* _Records for the task_:

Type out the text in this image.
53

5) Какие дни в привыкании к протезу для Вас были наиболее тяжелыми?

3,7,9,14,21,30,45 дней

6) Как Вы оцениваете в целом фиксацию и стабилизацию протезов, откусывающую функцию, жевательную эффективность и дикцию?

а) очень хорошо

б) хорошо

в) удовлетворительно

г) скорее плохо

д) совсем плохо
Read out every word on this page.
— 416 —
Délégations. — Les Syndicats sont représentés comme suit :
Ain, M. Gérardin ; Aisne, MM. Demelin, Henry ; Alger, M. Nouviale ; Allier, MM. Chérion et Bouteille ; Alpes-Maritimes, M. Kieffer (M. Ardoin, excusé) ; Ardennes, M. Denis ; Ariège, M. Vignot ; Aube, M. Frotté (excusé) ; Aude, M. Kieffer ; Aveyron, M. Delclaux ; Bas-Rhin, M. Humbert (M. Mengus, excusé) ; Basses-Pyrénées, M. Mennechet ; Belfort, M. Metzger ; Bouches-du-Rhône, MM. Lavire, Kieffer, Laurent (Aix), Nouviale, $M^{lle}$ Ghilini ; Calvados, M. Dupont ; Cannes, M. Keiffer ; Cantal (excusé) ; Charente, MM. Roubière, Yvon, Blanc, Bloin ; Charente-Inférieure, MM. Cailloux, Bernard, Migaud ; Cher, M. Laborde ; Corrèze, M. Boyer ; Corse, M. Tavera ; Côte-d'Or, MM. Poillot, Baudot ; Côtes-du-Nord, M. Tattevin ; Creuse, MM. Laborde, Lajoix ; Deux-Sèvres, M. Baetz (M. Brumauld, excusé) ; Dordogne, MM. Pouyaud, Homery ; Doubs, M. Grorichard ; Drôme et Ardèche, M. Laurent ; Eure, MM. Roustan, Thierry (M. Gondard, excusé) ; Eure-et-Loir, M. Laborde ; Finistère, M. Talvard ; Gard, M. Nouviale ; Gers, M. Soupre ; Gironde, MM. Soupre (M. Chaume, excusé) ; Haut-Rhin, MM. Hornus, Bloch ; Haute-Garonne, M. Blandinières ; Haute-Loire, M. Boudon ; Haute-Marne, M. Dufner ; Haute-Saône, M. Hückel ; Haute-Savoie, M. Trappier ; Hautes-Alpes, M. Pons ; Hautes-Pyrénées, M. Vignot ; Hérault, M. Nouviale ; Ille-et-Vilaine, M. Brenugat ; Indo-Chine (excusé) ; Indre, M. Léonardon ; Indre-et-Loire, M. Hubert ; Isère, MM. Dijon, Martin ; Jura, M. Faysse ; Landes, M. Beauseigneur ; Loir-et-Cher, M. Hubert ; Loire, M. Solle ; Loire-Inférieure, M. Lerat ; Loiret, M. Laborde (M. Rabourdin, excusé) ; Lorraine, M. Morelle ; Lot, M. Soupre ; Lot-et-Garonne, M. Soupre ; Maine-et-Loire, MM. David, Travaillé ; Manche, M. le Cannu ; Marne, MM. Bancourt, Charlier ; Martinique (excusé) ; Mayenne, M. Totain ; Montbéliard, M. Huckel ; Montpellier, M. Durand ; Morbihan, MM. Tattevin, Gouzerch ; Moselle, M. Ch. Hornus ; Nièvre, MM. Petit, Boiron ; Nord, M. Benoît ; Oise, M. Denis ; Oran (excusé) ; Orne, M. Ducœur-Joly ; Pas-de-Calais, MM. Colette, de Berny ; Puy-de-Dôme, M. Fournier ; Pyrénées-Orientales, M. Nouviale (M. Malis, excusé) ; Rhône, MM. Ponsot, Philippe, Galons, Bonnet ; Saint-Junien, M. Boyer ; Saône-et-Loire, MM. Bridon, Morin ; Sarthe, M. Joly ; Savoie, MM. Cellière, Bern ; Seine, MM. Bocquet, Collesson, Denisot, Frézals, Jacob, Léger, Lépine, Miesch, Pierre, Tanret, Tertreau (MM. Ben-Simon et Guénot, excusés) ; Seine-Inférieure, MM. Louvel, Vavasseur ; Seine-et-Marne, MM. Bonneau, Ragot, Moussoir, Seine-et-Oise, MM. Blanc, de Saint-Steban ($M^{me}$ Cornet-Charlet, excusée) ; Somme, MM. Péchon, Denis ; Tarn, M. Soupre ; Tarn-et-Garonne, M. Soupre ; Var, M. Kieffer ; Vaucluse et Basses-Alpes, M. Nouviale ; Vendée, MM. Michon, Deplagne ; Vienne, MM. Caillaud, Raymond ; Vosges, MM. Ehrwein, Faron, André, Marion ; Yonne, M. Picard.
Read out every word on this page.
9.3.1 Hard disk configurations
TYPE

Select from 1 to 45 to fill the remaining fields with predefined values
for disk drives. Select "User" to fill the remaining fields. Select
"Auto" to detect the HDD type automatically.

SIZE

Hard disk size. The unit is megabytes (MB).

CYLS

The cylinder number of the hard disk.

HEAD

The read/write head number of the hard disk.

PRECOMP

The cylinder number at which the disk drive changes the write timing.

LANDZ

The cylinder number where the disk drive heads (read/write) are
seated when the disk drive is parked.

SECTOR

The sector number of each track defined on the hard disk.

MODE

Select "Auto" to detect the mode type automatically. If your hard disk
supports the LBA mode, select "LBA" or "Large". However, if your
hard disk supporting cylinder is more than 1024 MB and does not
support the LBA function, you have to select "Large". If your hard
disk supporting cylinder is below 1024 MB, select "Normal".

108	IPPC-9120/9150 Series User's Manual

* _Exercise aim_: Write the data back out verbatim.

* _Expected answer_:
Type out the text in this image.
53

5) Какие дни в привыкании к протезу для Вас были наиболее тяжелыми?

3,7,9,14,21,30,45 дней

6) Как Вы оцениваете в целом фиксацию и стабилизацию протезов, откусывающую функцию, жевательную эффективность и дикцию?

а) очень хорошо

б) хорошо

в) удовлетворительно

г) скорее плохо

д) совсем плохо
Read out every word on this page.
— 416 —
Délégations. — Les Syndicats sont représentés comme suit :
Ain, M. Gérardin ; Aisne, MM. Demelin, Henry ; Alger, M. Nouviale ; Allier, MM. Chérion et Bouteille ; Alpes-Maritimes, M. Kieffer (M. Ardoin, excusé) ; Ardennes, M. Denis ; Ariège, M. Vignot ; Aube, M. Frotté (excusé) ; Aude, M. Kieffer ; Aveyron, M. Delclaux ; Bas-Rhin, M. Humbert (M. Mengus, excusé) ; Basses-Pyrénées, M. Mennechet ; Belfort, M. Metzger ; Bouches-du-Rhône, MM. Lavire, Kieffer, Laurent (Aix), Nouviale, $M^{lle}$ Ghilini ; Calvados, M. Dupont ; Cannes, M. Keiffer ; Cantal (excusé) ; Charente, MM. Roubière, Yvon, Blanc, Bloin ; Charente-Inférieure, MM. Cailloux, Bernard, Migaud ; Cher, M. Laborde ; Corrèze, M. Boyer ; Corse, M. Tavera ; Côte-d'Or, MM. Poillot, Baudot ; Côtes-du-Nord, M. Tattevin ; Creuse, MM. Laborde, Lajoix ; Deux-Sèvres, M. Baetz (M. Brumauld, excusé) ; Dordogne, MM. Pouyaud, Homery ; Doubs, M. Grorichard ; Drôme et Ardèche, M. Laurent ; Eure, MM. Roustan, Thierry (M. Gondard, excusé) ; Eure-et-Loir, M. Laborde ; Finistère, M. Talvard ; Gard, M. Nouviale ; Gers, M. Soupre ; Gironde, MM. Soupre (M. Chaume, excusé) ; Haut-Rhin, MM. Hornus, Bloch ; Haute-Garonne, M. Blandinières ; Haute-Loire, M. Boudon ; Haute-Marne, M. Dufner ; Haute-Saône, M. Hückel ; Haute-Savoie, M. Trappier ; Hautes-Alpes, M. Pons ; Hautes-Pyrénées, M. Vignot ; Hérault, M. Nouviale ; Ille-et-Vilaine, M. Brenugat ; Indo-Chine (excusé) ; Indre, M. Léonardon ; Indre-et-Loire, M. Hubert ; Isère, MM. Dijon, Martin ; Jura, M. Faysse ; Landes, M. Beauseigneur ; Loir-et-Cher, M. Hubert ; Loire, M. Solle ; Loire-Inférieure, M. Lerat ; Loiret, M. Laborde (M. Rabourdin, excusé) ; Lorraine, M. Morelle ; Lot, M. Soupre ; Lot-et-Garonne, M. Soupre ; Maine-et-Loire, MM. David, Travaillé ; Manche, M. le Cannu ; Marne, MM. Bancourt, Charlier ; Martinique (excusé) ; Mayenne, M. Totain ; Montbéliard, M. Huckel ; Montpellier, M. Durand ; Morbihan, MM. Tattevin, Gouzerch ; Moselle, M. Ch. Hornus ; Nièvre, MM. Petit, Boiron ; Nord, M. Benoît ; Oise, M. Denis ; Oran (excusé) ; Orne, M. Ducœur-Joly ; Pas-de-Calais, MM. Colette, de Berny ; Puy-de-Dôme, M. Fournier ; Pyrénées-Orientales, M. Nouviale (M. Malis, excusé) ; Rhône, MM. Ponsot, Philippe, Galons, Bonnet ; Saint-Junien, M. Boyer ; Saône-et-Loire, MM. Bridon, Morin ; Sarthe, M. Joly ; Savoie, MM. Cellière, Bern ; Seine, MM. Bocquet, Collesson, Denisot, Frézals, Jacob, Léger, Lépine, Miesch, Pierre, Tanret, Tertreau (MM. Ben-Simon et Guénot, excusés) ; Seine-Inférieure, MM. Louvel, Vavasseur ; Seine-et-Marne, MM. Bonneau, Ragot, Moussoir, Seine-et-Oise, MM. Blanc, de Saint-Steban ($M^{me}$ Cornet-Charlet, excusée) ; Somme, MM. Péchon, Denis ; Tarn, M. Soupre ; Tarn-et-Garonne, M. Soupre ; Var, M. Kieffer ; Vaucluse et Basses-Alpes, M. Nouviale ; Vendée, MM. Michon, Deplagne ; Vienne, MM. Caillaud, Raymond ; Vosges, MM. Ehrwein, Faron, André, Marion ; Yonne, M. Picard.
Read out every word on this page.
9.3.1 Hard disk configurations
TYPE

Select from 1 to 45 to fill the remaining fields with predefined values
for disk drives. Select "User" to fill the remaining fields. Select
"Auto" to detect the HDD type automatically.

SIZE

Hard disk size. The unit is megabytes (MB).

CYLS

The cylinder number of the hard disk.

HEAD

The read/write head number of the hard disk.

PRECOMP

The cylinder number at which the disk drive changes the write timing.

LANDZ

The cylinder number where the disk drive heads (read/write) are
seated when the disk drive is parked.

SECTOR

The sector number of each track defined on the hard disk.

MODE

Select "Auto" to detect the mode type automatically. If your hard disk
supports the LBA mode, select "LBA" or "Large". However, if your
hard disk supporting cylinder is more than 1024 MB and does not
support the LBA function, you have to select "Large". If your hard
disk supporting cylinder is below 1024 MB, select "Normal".

108	IPPC-9120/9150 Series User's Manual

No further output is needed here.